▶ **GIVEN PROBLEM**
Examine each line of the data. Copy those that contain the string "text".

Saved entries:
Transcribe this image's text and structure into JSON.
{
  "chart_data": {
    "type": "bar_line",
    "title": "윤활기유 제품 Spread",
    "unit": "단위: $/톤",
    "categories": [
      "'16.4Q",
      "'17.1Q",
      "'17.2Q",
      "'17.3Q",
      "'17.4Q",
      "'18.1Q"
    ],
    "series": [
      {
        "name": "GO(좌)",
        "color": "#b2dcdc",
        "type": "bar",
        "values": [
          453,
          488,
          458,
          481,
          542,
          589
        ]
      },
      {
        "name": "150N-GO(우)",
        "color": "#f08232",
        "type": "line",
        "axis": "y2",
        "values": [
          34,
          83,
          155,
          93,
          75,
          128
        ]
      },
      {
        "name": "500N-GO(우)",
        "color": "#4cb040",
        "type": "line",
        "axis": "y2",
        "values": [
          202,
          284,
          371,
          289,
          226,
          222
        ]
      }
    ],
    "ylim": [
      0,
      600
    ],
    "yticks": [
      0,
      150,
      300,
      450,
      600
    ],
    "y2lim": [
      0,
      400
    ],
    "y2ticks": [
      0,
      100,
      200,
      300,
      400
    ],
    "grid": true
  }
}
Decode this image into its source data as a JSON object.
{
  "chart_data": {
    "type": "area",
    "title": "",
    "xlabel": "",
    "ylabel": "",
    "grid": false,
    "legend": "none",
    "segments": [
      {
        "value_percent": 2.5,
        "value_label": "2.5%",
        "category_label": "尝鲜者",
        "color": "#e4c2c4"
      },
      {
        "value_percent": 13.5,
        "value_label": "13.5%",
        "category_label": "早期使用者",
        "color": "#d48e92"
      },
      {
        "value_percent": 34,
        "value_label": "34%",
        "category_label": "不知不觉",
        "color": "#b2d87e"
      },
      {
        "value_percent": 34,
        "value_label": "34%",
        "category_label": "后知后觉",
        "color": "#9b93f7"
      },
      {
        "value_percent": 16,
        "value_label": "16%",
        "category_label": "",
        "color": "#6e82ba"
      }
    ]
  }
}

...

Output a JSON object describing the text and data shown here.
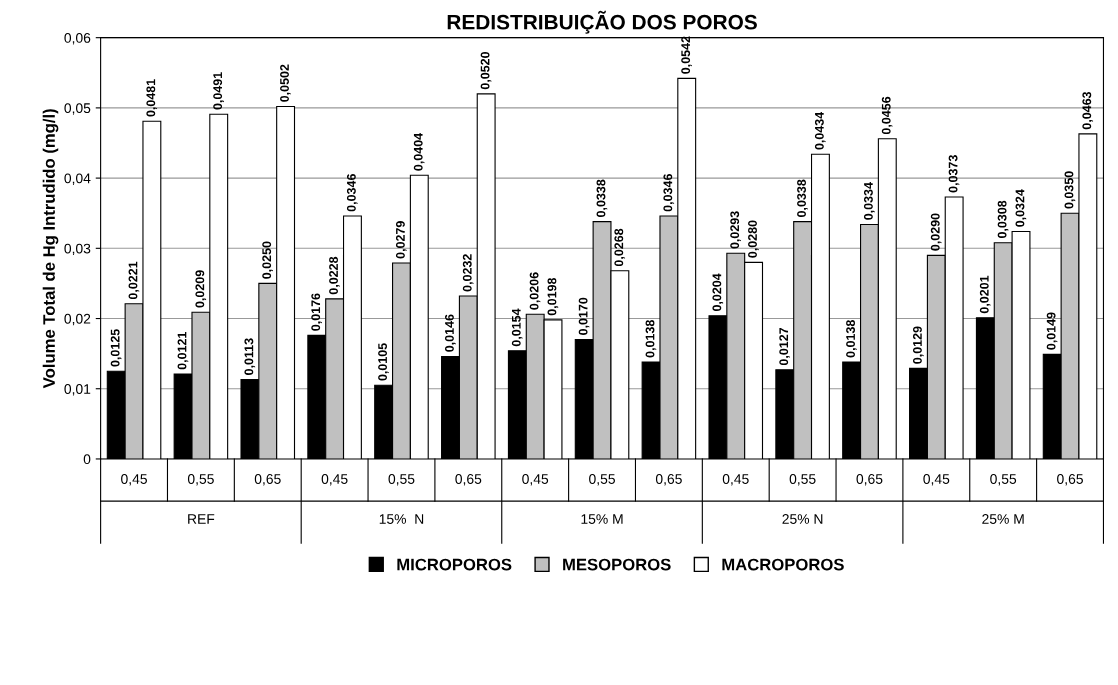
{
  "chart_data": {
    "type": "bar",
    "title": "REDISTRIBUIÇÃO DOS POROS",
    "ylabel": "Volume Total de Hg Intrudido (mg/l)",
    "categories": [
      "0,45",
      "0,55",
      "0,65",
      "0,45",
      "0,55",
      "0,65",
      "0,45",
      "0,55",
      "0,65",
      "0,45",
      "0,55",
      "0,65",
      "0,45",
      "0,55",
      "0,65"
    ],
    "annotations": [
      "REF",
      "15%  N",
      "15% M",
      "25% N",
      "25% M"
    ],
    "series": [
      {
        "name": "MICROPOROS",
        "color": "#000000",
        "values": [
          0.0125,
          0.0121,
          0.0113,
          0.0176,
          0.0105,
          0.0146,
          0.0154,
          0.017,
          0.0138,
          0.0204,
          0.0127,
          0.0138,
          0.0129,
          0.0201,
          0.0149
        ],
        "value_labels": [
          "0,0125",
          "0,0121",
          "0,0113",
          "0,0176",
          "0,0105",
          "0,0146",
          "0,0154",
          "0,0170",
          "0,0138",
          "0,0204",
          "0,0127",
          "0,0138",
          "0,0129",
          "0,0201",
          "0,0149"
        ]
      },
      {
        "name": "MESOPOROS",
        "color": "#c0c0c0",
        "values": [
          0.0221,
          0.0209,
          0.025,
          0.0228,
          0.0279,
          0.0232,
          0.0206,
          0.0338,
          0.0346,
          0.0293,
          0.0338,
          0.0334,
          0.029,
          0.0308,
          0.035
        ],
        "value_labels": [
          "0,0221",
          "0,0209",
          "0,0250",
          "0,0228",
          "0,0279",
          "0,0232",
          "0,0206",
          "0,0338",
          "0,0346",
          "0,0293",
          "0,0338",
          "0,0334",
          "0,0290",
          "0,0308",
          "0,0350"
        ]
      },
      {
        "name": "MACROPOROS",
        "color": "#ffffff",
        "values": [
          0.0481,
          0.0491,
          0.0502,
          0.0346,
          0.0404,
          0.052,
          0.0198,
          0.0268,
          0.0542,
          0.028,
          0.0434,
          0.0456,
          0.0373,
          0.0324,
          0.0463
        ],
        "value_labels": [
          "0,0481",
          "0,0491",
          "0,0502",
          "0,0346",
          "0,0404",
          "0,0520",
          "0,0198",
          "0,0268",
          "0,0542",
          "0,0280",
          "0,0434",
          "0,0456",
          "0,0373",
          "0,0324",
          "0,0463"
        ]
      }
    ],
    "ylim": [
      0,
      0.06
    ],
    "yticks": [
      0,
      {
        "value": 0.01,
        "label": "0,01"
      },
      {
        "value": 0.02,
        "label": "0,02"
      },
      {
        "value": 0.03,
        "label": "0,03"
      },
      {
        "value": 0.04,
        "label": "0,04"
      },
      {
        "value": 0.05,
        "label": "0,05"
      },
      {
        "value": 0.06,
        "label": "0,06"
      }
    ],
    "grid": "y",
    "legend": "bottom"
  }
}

* * *

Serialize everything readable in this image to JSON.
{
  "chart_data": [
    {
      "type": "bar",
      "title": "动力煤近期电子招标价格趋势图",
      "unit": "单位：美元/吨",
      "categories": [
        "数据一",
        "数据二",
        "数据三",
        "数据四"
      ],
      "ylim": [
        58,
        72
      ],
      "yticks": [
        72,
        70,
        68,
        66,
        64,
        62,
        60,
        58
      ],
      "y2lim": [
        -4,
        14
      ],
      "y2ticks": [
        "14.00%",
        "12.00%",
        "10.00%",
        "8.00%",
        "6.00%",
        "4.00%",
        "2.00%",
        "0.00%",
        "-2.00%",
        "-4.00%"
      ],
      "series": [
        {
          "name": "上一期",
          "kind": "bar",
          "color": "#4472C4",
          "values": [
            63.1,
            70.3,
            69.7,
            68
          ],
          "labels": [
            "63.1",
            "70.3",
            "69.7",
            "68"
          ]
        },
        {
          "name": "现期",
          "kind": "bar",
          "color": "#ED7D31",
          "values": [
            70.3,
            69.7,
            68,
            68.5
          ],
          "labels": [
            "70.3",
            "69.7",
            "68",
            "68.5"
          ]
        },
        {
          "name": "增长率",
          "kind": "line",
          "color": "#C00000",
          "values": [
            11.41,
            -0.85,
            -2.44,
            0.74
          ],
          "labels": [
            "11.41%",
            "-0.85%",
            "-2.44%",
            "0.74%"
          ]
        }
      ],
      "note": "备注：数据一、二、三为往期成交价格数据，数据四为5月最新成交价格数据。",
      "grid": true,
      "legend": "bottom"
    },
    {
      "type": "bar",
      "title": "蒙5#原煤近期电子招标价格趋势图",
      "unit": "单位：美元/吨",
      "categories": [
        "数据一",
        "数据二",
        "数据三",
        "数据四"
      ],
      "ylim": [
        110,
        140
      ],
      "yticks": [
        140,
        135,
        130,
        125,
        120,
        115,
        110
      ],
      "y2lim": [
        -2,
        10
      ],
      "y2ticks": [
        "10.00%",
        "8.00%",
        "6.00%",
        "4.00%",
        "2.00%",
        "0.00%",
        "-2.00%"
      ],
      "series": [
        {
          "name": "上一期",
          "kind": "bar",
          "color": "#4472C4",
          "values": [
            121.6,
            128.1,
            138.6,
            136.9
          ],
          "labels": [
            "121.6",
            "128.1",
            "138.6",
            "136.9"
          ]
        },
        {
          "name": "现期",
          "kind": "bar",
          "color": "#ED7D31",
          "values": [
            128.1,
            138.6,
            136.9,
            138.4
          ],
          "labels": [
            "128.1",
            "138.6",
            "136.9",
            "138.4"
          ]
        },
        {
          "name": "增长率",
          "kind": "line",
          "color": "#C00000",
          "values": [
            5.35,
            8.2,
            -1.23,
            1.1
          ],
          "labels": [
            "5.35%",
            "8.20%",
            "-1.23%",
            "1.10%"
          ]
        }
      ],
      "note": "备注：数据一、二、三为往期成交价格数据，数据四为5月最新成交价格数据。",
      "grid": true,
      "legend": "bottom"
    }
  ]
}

▶ **FINISHED EXERCISE**
Transcribe this image's text and structure into JSON.
Output a JSON object describing the text and data shown here.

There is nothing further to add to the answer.